= SET TASK =
Quote all lines below exactly. Images stay out.

################

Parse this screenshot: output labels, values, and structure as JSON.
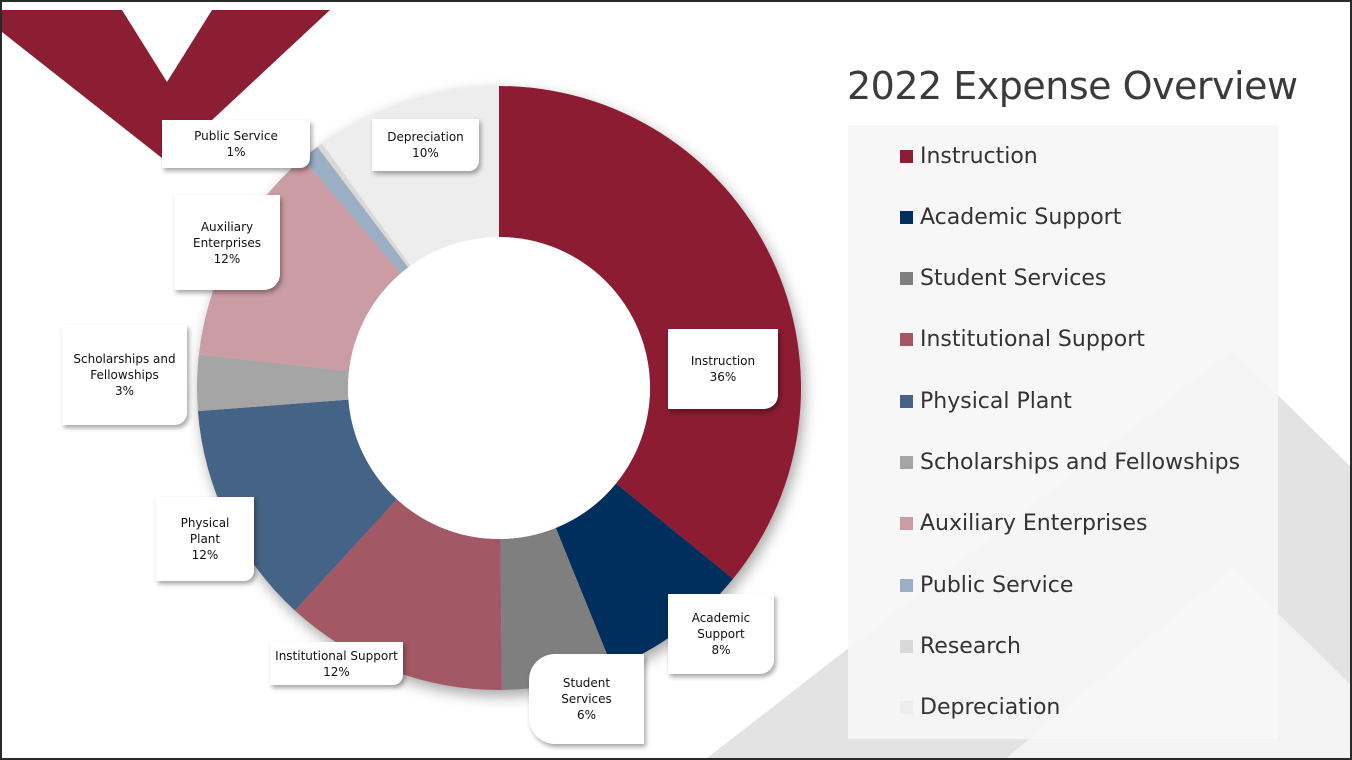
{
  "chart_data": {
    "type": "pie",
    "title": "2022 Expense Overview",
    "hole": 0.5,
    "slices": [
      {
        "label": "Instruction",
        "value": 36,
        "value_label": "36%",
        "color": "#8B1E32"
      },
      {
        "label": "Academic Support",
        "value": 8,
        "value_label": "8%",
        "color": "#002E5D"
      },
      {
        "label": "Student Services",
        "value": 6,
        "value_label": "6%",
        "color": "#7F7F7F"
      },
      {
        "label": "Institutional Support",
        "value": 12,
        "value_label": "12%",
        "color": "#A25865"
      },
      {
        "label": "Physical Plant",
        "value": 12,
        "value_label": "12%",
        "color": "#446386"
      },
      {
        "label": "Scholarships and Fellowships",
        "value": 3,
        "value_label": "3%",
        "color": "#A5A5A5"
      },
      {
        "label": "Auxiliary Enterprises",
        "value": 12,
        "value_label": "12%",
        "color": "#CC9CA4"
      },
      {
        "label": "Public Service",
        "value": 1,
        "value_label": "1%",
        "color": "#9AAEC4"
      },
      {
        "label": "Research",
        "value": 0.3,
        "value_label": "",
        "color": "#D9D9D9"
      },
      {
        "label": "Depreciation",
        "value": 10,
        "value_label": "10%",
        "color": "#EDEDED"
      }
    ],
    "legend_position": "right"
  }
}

################

= EXERCISE RESPONSE =
Parse this screenshot: output labels, values, and structure as JSON.
{
  "chart_data": {
    "type": "pie",
    "title": "2022 Expense Overview",
    "hole": 0.5,
    "slices": [
      {
        "label": "Instruction",
        "value": 36,
        "value_label": "36%",
        "color": "#8B1E32"
      },
      {
        "label": "Academic Support",
        "value": 8,
        "value_label": "8%",
        "color": "#002E5D"
      },
      {
        "label": "Student Services",
        "value": 6,
        "value_label": "6%",
        "color": "#7F7F7F"
      },
      {
        "label": "Institutional Support",
        "value": 12,
        "value_label": "12%",
        "color": "#A25865"
      },
      {
        "label": "Physical Plant",
        "value": 12,
        "value_label": "12%",
        "color": "#446386"
      },
      {
        "label": "Scholarships and Fellowships",
        "value": 3,
        "value_label": "3%",
        "color": "#A5A5A5"
      },
      {
        "label": "Auxiliary Enterprises",
        "value": 12,
        "value_label": "12%",
        "color": "#CC9CA4"
      },
      {
        "label": "Public Service",
        "value": 1,
        "value_label": "1%",
        "color": "#9AAEC4"
      },
      {
        "label": "Research",
        "value": 0.3,
        "value_label": "",
        "color": "#D9D9D9"
      },
      {
        "label": "Depreciation",
        "value": 10,
        "value_label": "10%",
        "color": "#EDEDED"
      }
    ],
    "legend_position": "right"
  }
}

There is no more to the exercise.